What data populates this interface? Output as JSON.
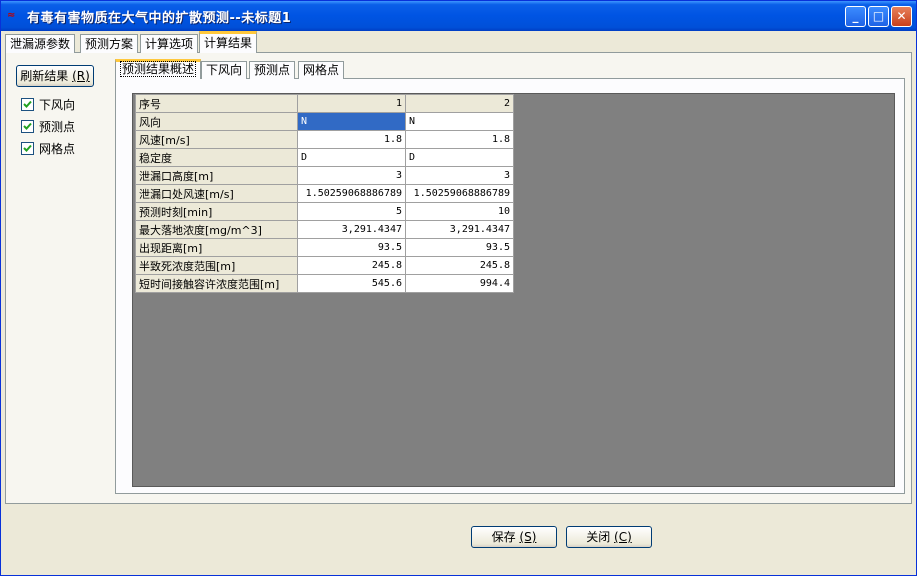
{
  "window": {
    "title": "有毒有害物质在大气中的扩散预测--未标题1",
    "buttons": {
      "minimize": "_",
      "maximize": "□",
      "close": "✕"
    }
  },
  "top_tabs": [
    "泄漏源参数",
    "预测方案",
    "计算选项",
    "计算结果"
  ],
  "top_tabs_active": "计算结果",
  "left_panel": {
    "refresh_label": "刷新结果",
    "refresh_hotkey": "(R)",
    "checkboxes": [
      {
        "label": "下风向",
        "checked": true
      },
      {
        "label": "预测点",
        "checked": true
      },
      {
        "label": "网格点",
        "checked": true
      }
    ]
  },
  "inner_tabs": [
    "预测结果概述",
    "下风向",
    "预测点",
    "网格点"
  ],
  "inner_tabs_active": "预测结果概述",
  "grid": {
    "header": {
      "label": "序号",
      "cols": [
        "1",
        "2"
      ]
    },
    "rows": [
      {
        "label": "风向",
        "v1": "N",
        "v2": "N"
      },
      {
        "label": "风速[m/s]",
        "v1": "1.8",
        "v2": "1.8"
      },
      {
        "label": "稳定度",
        "v1": "D",
        "v2": "D"
      },
      {
        "label": "泄漏口高度[m]",
        "v1": "3",
        "v2": "3"
      },
      {
        "label": "泄漏口处风速[m/s]",
        "v1": "1.50259068886789",
        "v2": "1.50259068886789"
      },
      {
        "label": "预测时刻[min]",
        "v1": "5",
        "v2": "10"
      },
      {
        "label": "最大落地浓度[mg/m^3]",
        "v1": "3,291.4347",
        "v2": "3,291.4347"
      },
      {
        "label": "出现距离[m]",
        "v1": "93.5",
        "v2": "93.5"
      },
      {
        "label": "半致死浓度范围[m]",
        "v1": "245.8",
        "v2": "245.8"
      },
      {
        "label": "短时间接触容许浓度范围[m]",
        "v1": "545.6",
        "v2": "994.4"
      }
    ]
  },
  "footer": {
    "save_label": "保存",
    "save_hotkey": "(S)",
    "close_label": "关闭",
    "close_hotkey": "(C)"
  },
  "colors": {
    "titlebar": "#0054e3",
    "selection": "#316ac5",
    "grid_bg": "#808080",
    "tab_accent": "#ffc83c"
  }
}
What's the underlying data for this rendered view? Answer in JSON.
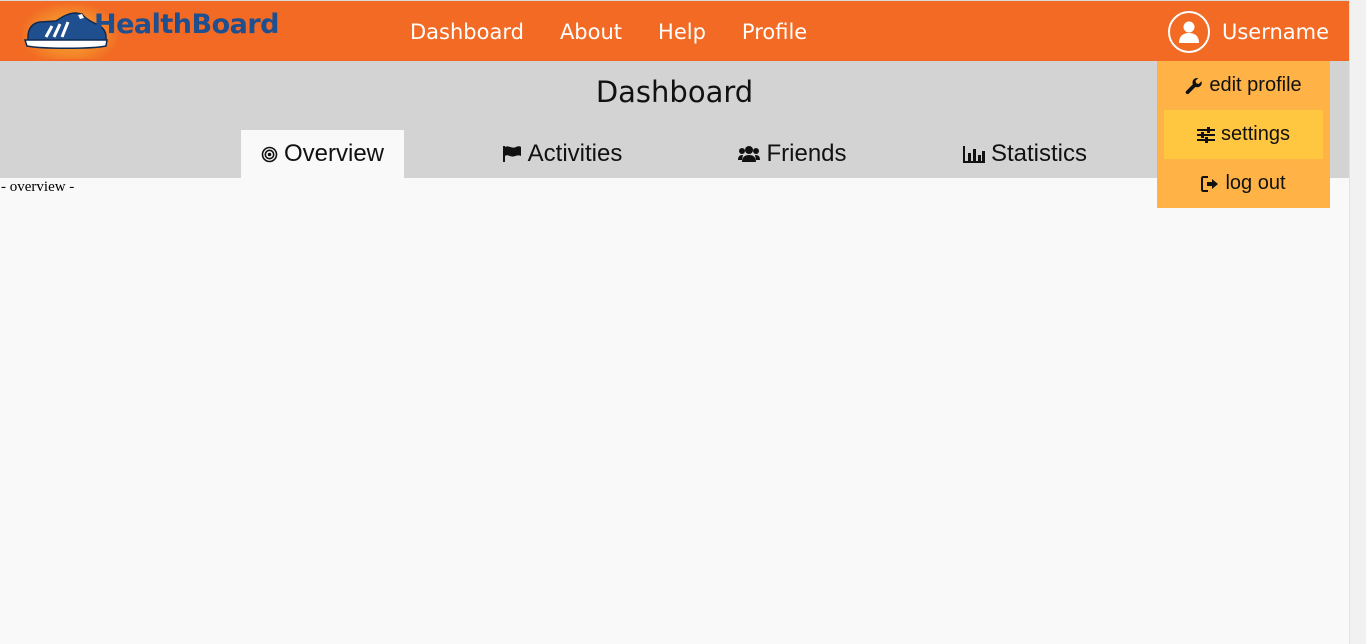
{
  "brand": {
    "name": "HealthBoard"
  },
  "nav": [
    {
      "label": "Dashboard"
    },
    {
      "label": "About"
    },
    {
      "label": "Help"
    },
    {
      "label": "Profile"
    }
  ],
  "user": {
    "name": "Username",
    "icon": "user-avatar-icon"
  },
  "page": {
    "title": "Dashboard"
  },
  "tabs": [
    {
      "label": "Overview",
      "icon": "bullseye-icon",
      "active": true
    },
    {
      "label": "Activities",
      "icon": "flag-icon",
      "active": false
    },
    {
      "label": "Friends",
      "icon": "users-icon",
      "active": false
    },
    {
      "label": "Statistics",
      "icon": "bar-chart-icon",
      "active": false
    }
  ],
  "content": {
    "text": "- overview -"
  },
  "user_menu": [
    {
      "label": "edit profile",
      "icon": "wrench-icon"
    },
    {
      "label": "settings",
      "icon": "sliders-icon",
      "hovered": true
    },
    {
      "label": "log out",
      "icon": "sign-out-icon"
    }
  ],
  "colors": {
    "topbar": "#f26a24",
    "brand_text": "#1f4f8e",
    "subheader": "#d3d3d3",
    "dropdown": "#ffb347",
    "dropdown_hover": "#ffc640",
    "background": "#f9f9f9"
  }
}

┄┄┄┄┄┄┄┄┄┄┄┄┄┄┄┄┄┄┄┄

Objective —
Without the images, write out each line of the data verbatim.

Completed exercise —
What data populates this interface? Output as JSON.
{
  "window": {
    "title": "有毒有害物质在大气中的扩散预测--未标题1",
    "buttons": {
      "minimize": "_",
      "maximize": "□",
      "close": "✕"
    }
  },
  "top_tabs": [
    "泄漏源参数",
    "预测方案",
    "计算选项",
    "计算结果"
  ],
  "top_tabs_active": "计算结果",
  "left_panel": {
    "refresh_label": "刷新结果",
    "refresh_hotkey": "(R)",
    "checkboxes": [
      {
        "label": "下风向",
        "checked": true
      },
      {
        "label": "预测点",
        "checked": true
      },
      {
        "label": "网格点",
        "checked": true
      }
    ]
  },
  "inner_tabs": [
    "预测结果概述",
    "下风向",
    "预测点",
    "网格点"
  ],
  "inner_tabs_active": "预测结果概述",
  "grid": {
    "header": {
      "label": "序号",
      "cols": [
        "1",
        "2"
      ]
    },
    "rows": [
      {
        "label": "风向",
        "v1": "N",
        "v2": "N"
      },
      {
        "label": "风速[m/s]",
        "v1": "1.8",
        "v2": "1.8"
      },
      {
        "label": "稳定度",
        "v1": "D",
        "v2": "D"
      },
      {
        "label": "泄漏口高度[m]",
        "v1": "3",
        "v2": "3"
      },
      {
        "label": "泄漏口处风速[m/s]",
        "v1": "1.50259068886789",
        "v2": "1.50259068886789"
      },
      {
        "label": "预测时刻[min]",
        "v1": "5",
        "v2": "10"
      },
      {
        "label": "最大落地浓度[mg/m^3]",
        "v1": "3,291.4347",
        "v2": "3,291.4347"
      },
      {
        "label": "出现距离[m]",
        "v1": "93.5",
        "v2": "93.5"
      },
      {
        "label": "半致死浓度范围[m]",
        "v1": "245.8",
        "v2": "245.8"
      },
      {
        "label": "短时间接触容许浓度范围[m]",
        "v1": "545.6",
        "v2": "994.4"
      }
    ]
  },
  "footer": {
    "save_label": "保存",
    "save_hotkey": "(S)",
    "close_label": "关闭",
    "close_hotkey": "(C)"
  },
  "colors": {
    "titlebar": "#0054e3",
    "selection": "#316ac5",
    "grid_bg": "#808080",
    "tab_accent": "#ffc83c"
  }
}
What's the underlying data for this rendered view? Answer in JSON.
{
  "brand": {
    "name": "HealthBoard"
  },
  "nav": [
    {
      "label": "Dashboard"
    },
    {
      "label": "About"
    },
    {
      "label": "Help"
    },
    {
      "label": "Profile"
    }
  ],
  "user": {
    "name": "Username",
    "icon": "user-avatar-icon"
  },
  "page": {
    "title": "Dashboard"
  },
  "tabs": [
    {
      "label": "Overview",
      "icon": "bullseye-icon",
      "active": true
    },
    {
      "label": "Activities",
      "icon": "flag-icon",
      "active": false
    },
    {
      "label": "Friends",
      "icon": "users-icon",
      "active": false
    },
    {
      "label": "Statistics",
      "icon": "bar-chart-icon",
      "active": false
    }
  ],
  "content": {
    "text": "- overview -"
  },
  "user_menu": [
    {
      "label": "edit profile",
      "icon": "wrench-icon"
    },
    {
      "label": "settings",
      "icon": "sliders-icon",
      "hovered": true
    },
    {
      "label": "log out",
      "icon": "sign-out-icon"
    }
  ],
  "colors": {
    "topbar": "#f26a24",
    "brand_text": "#1f4f8e",
    "subheader": "#d3d3d3",
    "dropdown": "#ffb347",
    "dropdown_hover": "#ffc640",
    "background": "#f9f9f9"
  }
}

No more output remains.